Set problem. Quote every line below exactly and skip any picture.
───── Stored rows ─────
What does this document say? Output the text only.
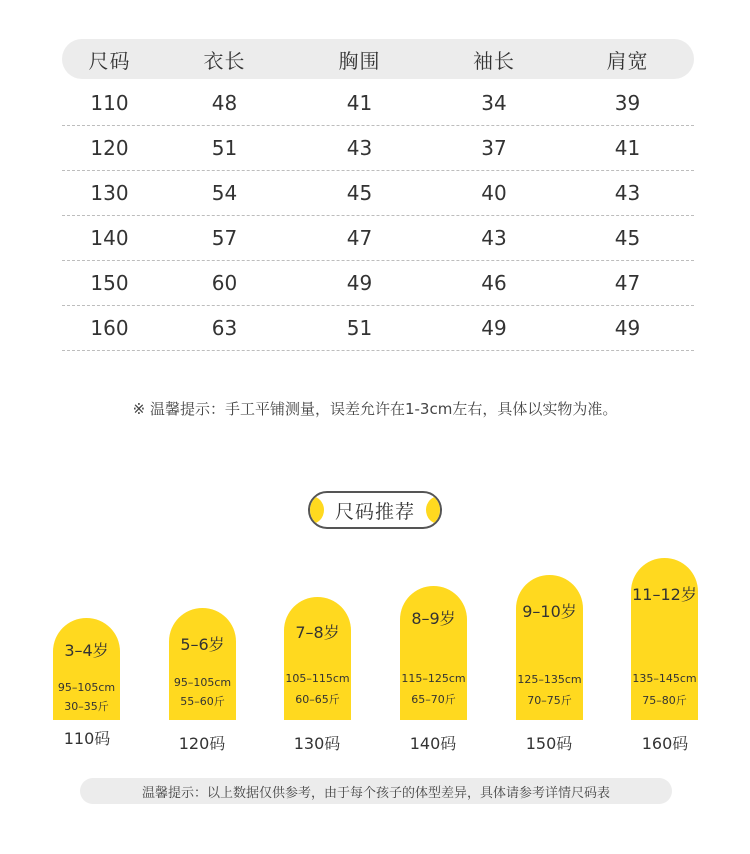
尺码	衣长	胸围	袖长	肩宽
110	48	41	34	39
120	51	43	37	41
130	54	45	40	43
140	57	47	43	45
150	60	49	46	47
160	63	51	49	49
※ 温馨提示：手工平铺测量，误差允许在1-3cm左右，具体以实物为准。
尺码推荐
3–4岁
95–105cm
30–35斤
110码
5–6岁
95–105cm
55–60斤
120码
7–8岁
105–115cm
60–65斤
130码
8–9岁
115–125cm
65–70斤
140码
9–10岁
125–135cm
70–75斤
150码
11–12岁
135–145cm
75–80斤
160码
温馨提示：以上数据仅供参考，由于每个孩子的体型差异，具体请参考详情尺码表
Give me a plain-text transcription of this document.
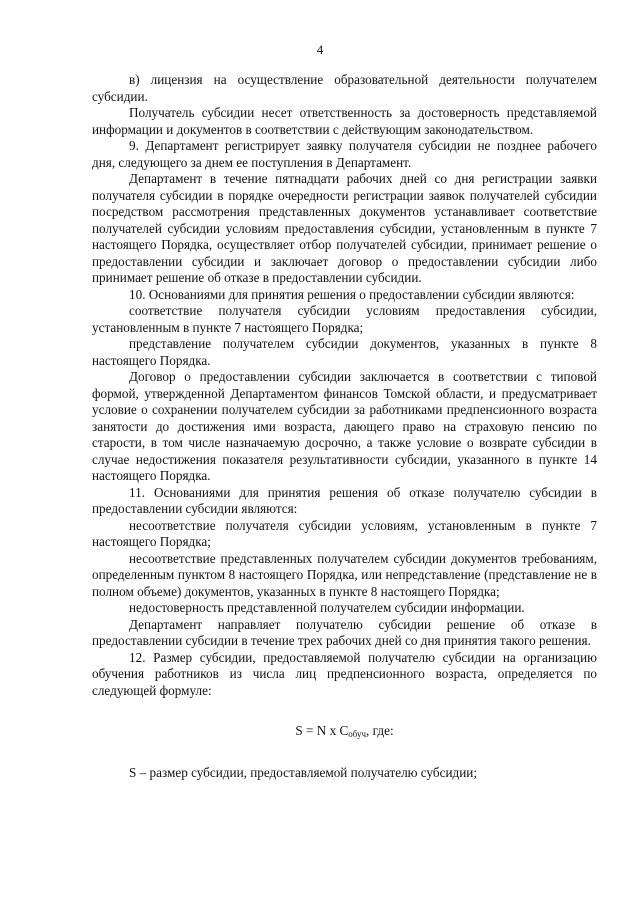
4

в) лицензия на осуществление образовательной деятельности получателем субсидии.

Получатель субсидии несет ответственность за достоверность представляемой информации и документов в соответствии с действующим законодательством.

9. Департамент регистрирует заявку получателя субсидии не позднее рабочего дня, следующего за днем ее поступления в Департамент.

Департамент в течение пятнадцати рабочих дней со дня регистрации заявки получателя субсидии в порядке очередности регистрации заявок получателей субсидии посредством рассмотрения представленных документов устанавливает соответствие получателей субсидии условиям предоставления субсидии, установленным в пункте 7 настоящего Порядка, осуществляет отбор получателей субсидии, принимает решение о предоставлении субсидии и заключает договор о предоставлении субсидии либо принимает решение об отказе в предоставлении субсидии.

10. Основаниями для принятия решения о предоставлении субсидии являются:

соответствие получателя субсидии условиям предоставления субсидии, установленным в пункте 7 настоящего Порядка;

представление получателем субсидии документов, указанных в пункте 8 настоящего Порядка.

Договор о предоставлении субсидии заключается в соответствии с типовой формой, утвержденной Департаментом финансов Томской области, и предусматривает условие о сохранении получателем субсидии за работниками предпенсионного возраста занятости до достижения ими возраста, дающего право на страховую пенсию по старости, в том числе назначаемую досрочно, а также условие о возврате субсидии в случае недостижения показателя результативности субсидии, указанного в пункте 14 настоящего Порядка.

11. Основаниями для принятия решения об отказе получателю субсидии в предоставлении субсидии являются:

несоответствие получателя субсидии условиям, установленным в пункте 7 настоящего Порядка;

несоответствие представленных получателем субсидии документов требованиям, определенным пунктом 8 настоящего Порядка, или непредставление (представление не в полном объеме) документов, указанных в пункте 8 настоящего Порядка;

недостоверность представленной получателем субсидии информации.

Департамент направляет получателю субсидии решение об отказе в предоставлении субсидии в течение трех рабочих дней со дня принятия такого решения.

12. Размер субсидии, предоставляемой получателю субсидии на организацию обучения работников из числа лиц предпенсионного возраста, определяется по следующей формуле:

S = N x $C_{обуч}$, где:

S – размер субсидии, предоставляемой получателю субсидии;
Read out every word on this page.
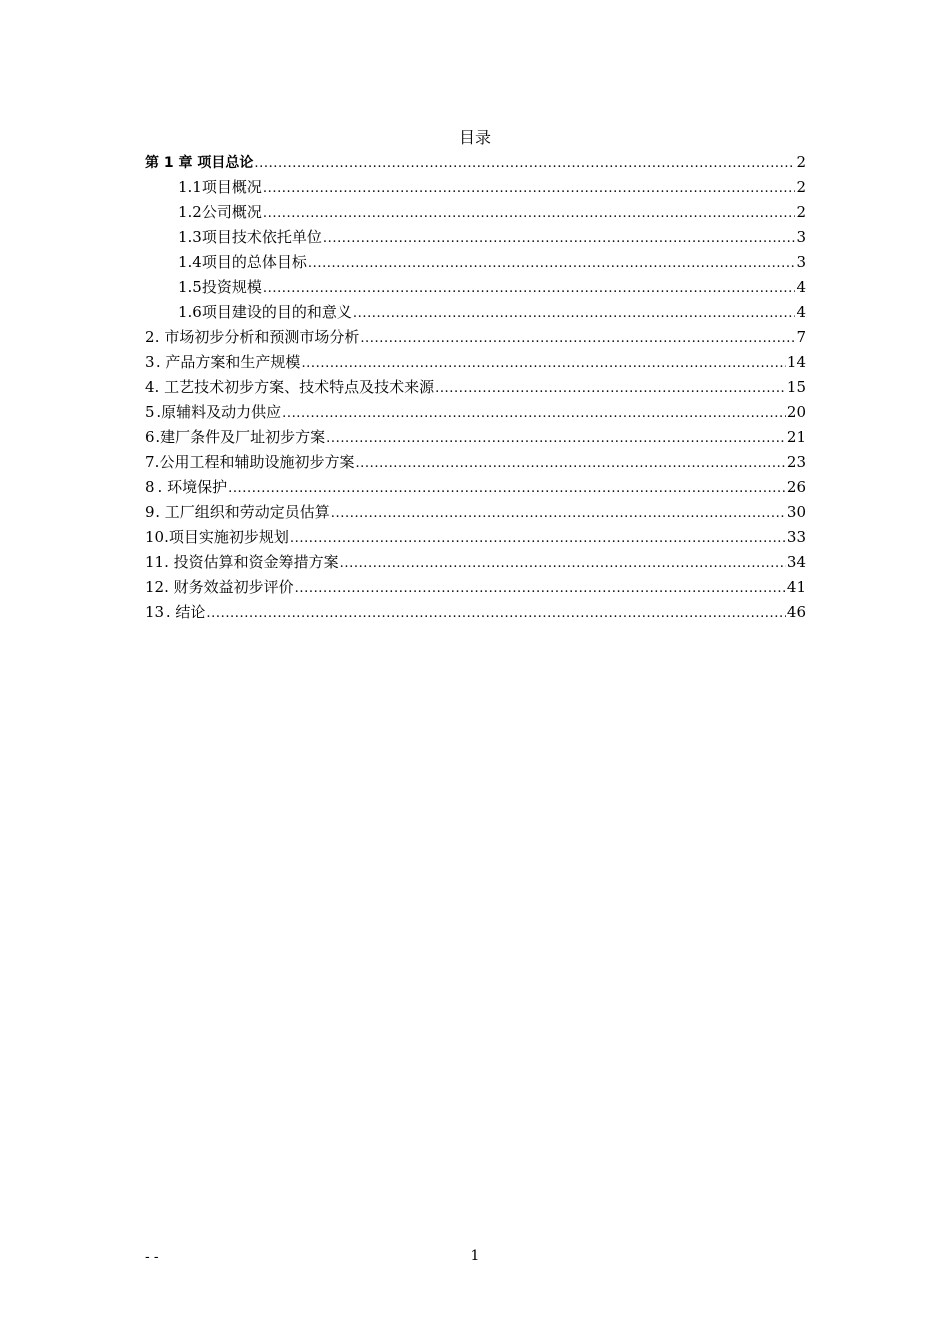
目录
第 1 章 项目总论 .....	2
1.1 项目概况 .....	2
1.2 公司概况 .....	2
1.3 项目技术依托单位 .....	3
1.4 项目的总体目标 .....	3
1.5 投资规模 .....	4
1.6 项目建设的目的和意义 .....	4
2 . 市场初步分析和预测市场分析 .....	7
3 . 产品方案和生产规模 .....	14
4 . 工艺技术初步方案、技术特点及技术来源 .....	15
5 .原辅料及动力供应 .....	20
6 .建厂条件及厂址初步方案 .....	21
7 .公用工程和辅助设施初步方案 .....	23
8 . 环境保护 .....	26
9 . 工厂组织和劳动定员估算 .....	30
10 .项目实施初步规划 .....	33
11 . 投资估算和资金筹措方案 .....	34
12 . 财务效益初步评价 .....	41
13 . 结论 .....	46
- -	1
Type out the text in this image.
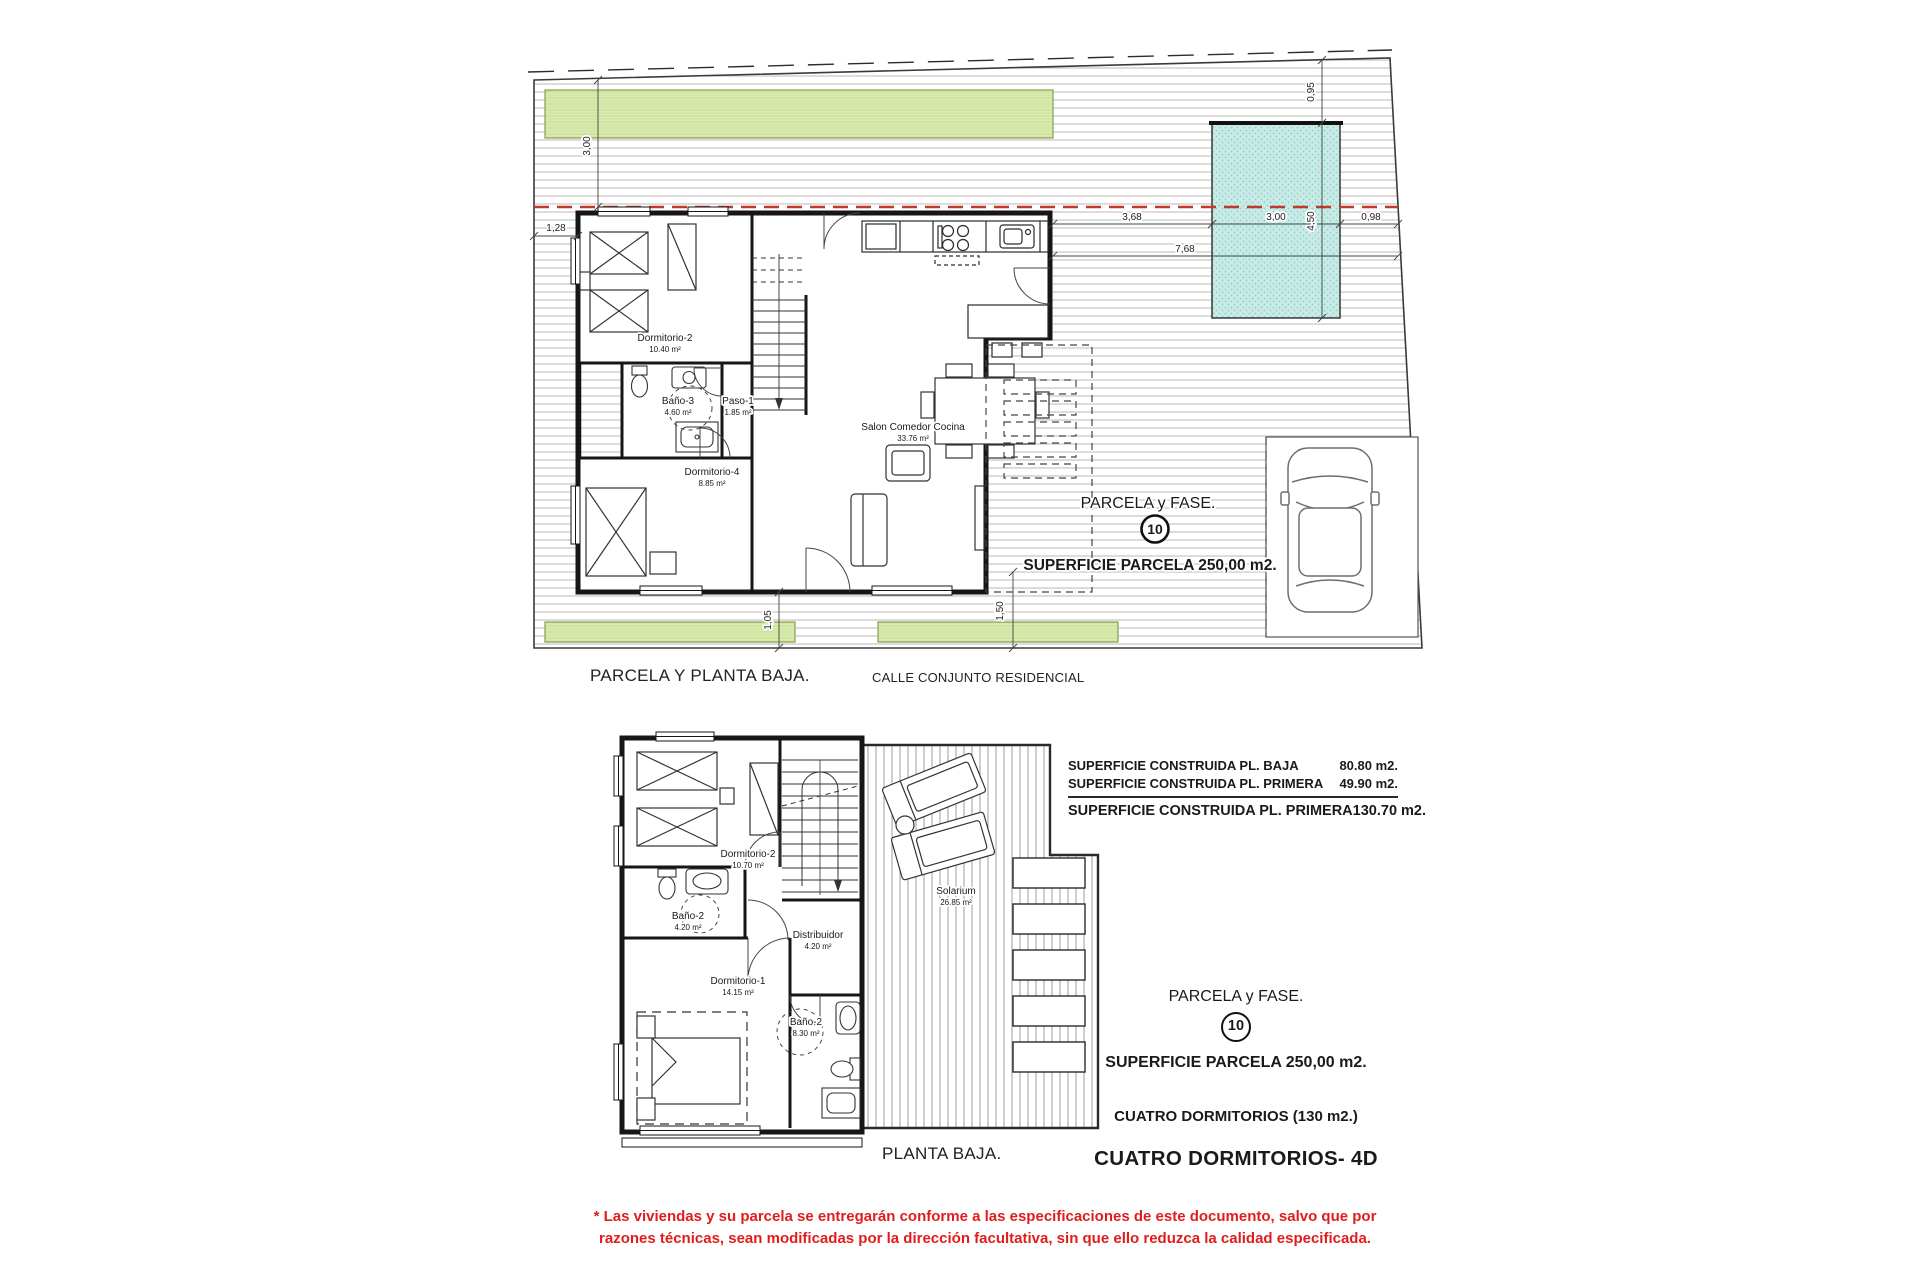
PARCELA y FASE.
10
SUPERFICIE PARCELA 250,00 m2.
Dormitorio-2
10.40 m²
Baño-3
4.60 m²
Paso-1
1.85 m²
Dormitorio-4
8.85 m²
Salon Comedor Cocina
33.76 m²
3,00
1,28
3,68	3,00	0,98
7,68
0,95
4,50
1,05	1,50
Dormitorio-2
10.70 m²
Baño-2
4.20 m²
Distribuidor
4.20 m²
Dormitorio-1
14.15 m²
Baño-2
8.30 m²
Solarium
26.85 m²
PARCELA Y PLANTA BAJA.	CALLE CONJUNTO RESIDENCIAL
SUPERFICIE CONSTRUIDA PL. BAJA	80.80 m2.
SUPERFICIE CONSTRUIDA PL. PRIMERA 49.90 m2.
SUPERFICIE CONSTRUIDA PL. PRIMERA 130.70 m2.
PARCELA y FASE.
10
SUPERFICIE PARCELA 250,00 m2.
CUATRO DORMITORIOS (130 m2.)
CUATRO DORMITORIOS- 4D
PLANTA BAJA.
* Las viviendas y su parcela se entregarán conforme a las especificaciones de este documento, salvo que por
razones técnicas, sean modificadas por la dirección facultativa, sin que ello reduzca la calidad especificada.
─────
Written answer.
What does this document say? Output the text only.
尺码	衣长	胸围	袖长	肩宽
110	48	41	34	39
120	51	43	37	41
130	54	45	40	43
140	57	47	43	45
150	60	49	46	47
160	63	51	49	49
※ 温馨提示：手工平铺测量，误差允许在1-3cm左右，具体以实物为准。
尺码推荐
3–4岁
95–105cm
30–35斤
110码
5–6岁
95–105cm
55–60斤
120码
7–8岁
105–115cm
60–65斤
130码
8–9岁
115–125cm
65–70斤
140码
9–10岁
125–135cm
70–75斤
150码
11–12岁
135–145cm
75–80斤
160码
温馨提示：以上数据仅供参考，由于每个孩子的体型差异，具体请参考详情尺码表
Give me a plain-text transcription of this document.
4

в) лицензия на осуществление образовательной деятельности получателем субсидии.

Получатель субсидии несет ответственность за достоверность представляемой информации и документов в соответствии с действующим законодательством.

9. Департамент регистрирует заявку получателя субсидии не позднее рабочего дня, следующего за днем ее поступления в Департамент.

Департамент в течение пятнадцати рабочих дней со дня регистрации заявки получателя субсидии в порядке очередности регистрации заявок получателей субсидии посредством рассмотрения представленных документов устанавливает соответствие получателей субсидии условиям предоставления субсидии, установленным в пункте 7 настоящего Порядка, осуществляет отбор получателей субсидии, принимает решение о предоставлении субсидии и заключает договор о предоставлении субсидии либо принимает решение об отказе в предоставлении субсидии.

10. Основаниями для принятия решения о предоставлении субсидии являются:

соответствие получателя субсидии условиям предоставления субсидии, установленным в пункте 7 настоящего Порядка;

представление получателем субсидии документов, указанных в пункте 8 настоящего Порядка.

Договор о предоставлении субсидии заключается в соответствии с типовой формой, утвержденной Департаментом финансов Томской области, и предусматривает условие о сохранении получателем субсидии за работниками предпенсионного возраста занятости до достижения ими возраста, дающего право на страховую пенсию по старости, в том числе назначаемую досрочно, а также условие о возврате субсидии в случае недостижения показателя результативности субсидии, указанного в пункте 14 настоящего Порядка.

11. Основаниями для принятия решения об отказе получателю субсидии в предоставлении субсидии являются:

несоответствие получателя субсидии условиям, установленным в пункте 7 настоящего Порядка;

несоответствие представленных получателем субсидии документов требованиям, определенным пунктом 8 настоящего Порядка, или непредставление (представление не в полном объеме) документов, указанных в пункте 8 настоящего Порядка;

недостоверность представленной получателем субсидии информации.

Департамент направляет получателю субсидии решение об отказе в предоставлении субсидии в течение трех рабочих дней со дня принятия такого решения.

12. Размер субсидии, предоставляемой получателю субсидии на организацию обучения работников из числа лиц предпенсионного возраста, определяется по следующей формуле:

S = N x $C_{обуч}$, где:

S – размер субсидии, предоставляемой получателю субсидии;
Read out every word on this page.
目录
第 1 章 项目总论 .....	2
1.1 项目概况 .....	2
1.2 公司概况 .....	2
1.3 项目技术依托单位 .....	3
1.4 项目的总体目标 .....	3
1.5 投资规模 .....	4
1.6 项目建设的目的和意义 .....	4
2 . 市场初步分析和预测市场分析 .....	7
3 . 产品方案和生产规模 .....	14
4 . 工艺技术初步方案、技术特点及技术来源 .....	15
5 .原辅料及动力供应 .....	20
6 .建厂条件及厂址初步方案 .....	21
7 .公用工程和辅助设施初步方案 .....	23
8 . 环境保护 .....	26
9 . 工厂组织和劳动定员估算 .....	30
10 .项目实施初步规划 .....	33
11 . 投资估算和资金筹措方案 .....	34
12 . 财务效益初步评价 .....	41
13 . 结论 .....	46
- -	1
Type out the text in this image.
PARCELA y FASE.
10
SUPERFICIE PARCELA 250,00 m2.
Dormitorio-2
10.40 m²
Baño-3
4.60 m²
Paso-1
1.85 m²
Dormitorio-4
8.85 m²
Salon Comedor Cocina
33.76 m²
3,00
1,28
3,68	3,00	0,98
7,68
0,95
4,50
1,05	1,50
Dormitorio-2
10.70 m²
Baño-2
4.20 m²
Distribuidor
4.20 m²
Dormitorio-1
14.15 m²
Baño-2
8.30 m²
Solarium
26.85 m²
PARCELA Y PLANTA BAJA.	CALLE CONJUNTO RESIDENCIAL
SUPERFICIE CONSTRUIDA PL. BAJA	80.80 m2.
SUPERFICIE CONSTRUIDA PL. PRIMERA 49.90 m2.
SUPERFICIE CONSTRUIDA PL. PRIMERA 130.70 m2.
PARCELA y FASE.
10
SUPERFICIE PARCELA 250,00 m2.
CUATRO DORMITORIOS (130 m2.)
CUATRO DORMITORIOS- 4D
PLANTA BAJA.
* Las viviendas y su parcela se entregarán conforme a las especificaciones de este documento, salvo que por
razones técnicas, sean modificadas por la dirección facultativa, sin que ello reduzca la calidad especificada.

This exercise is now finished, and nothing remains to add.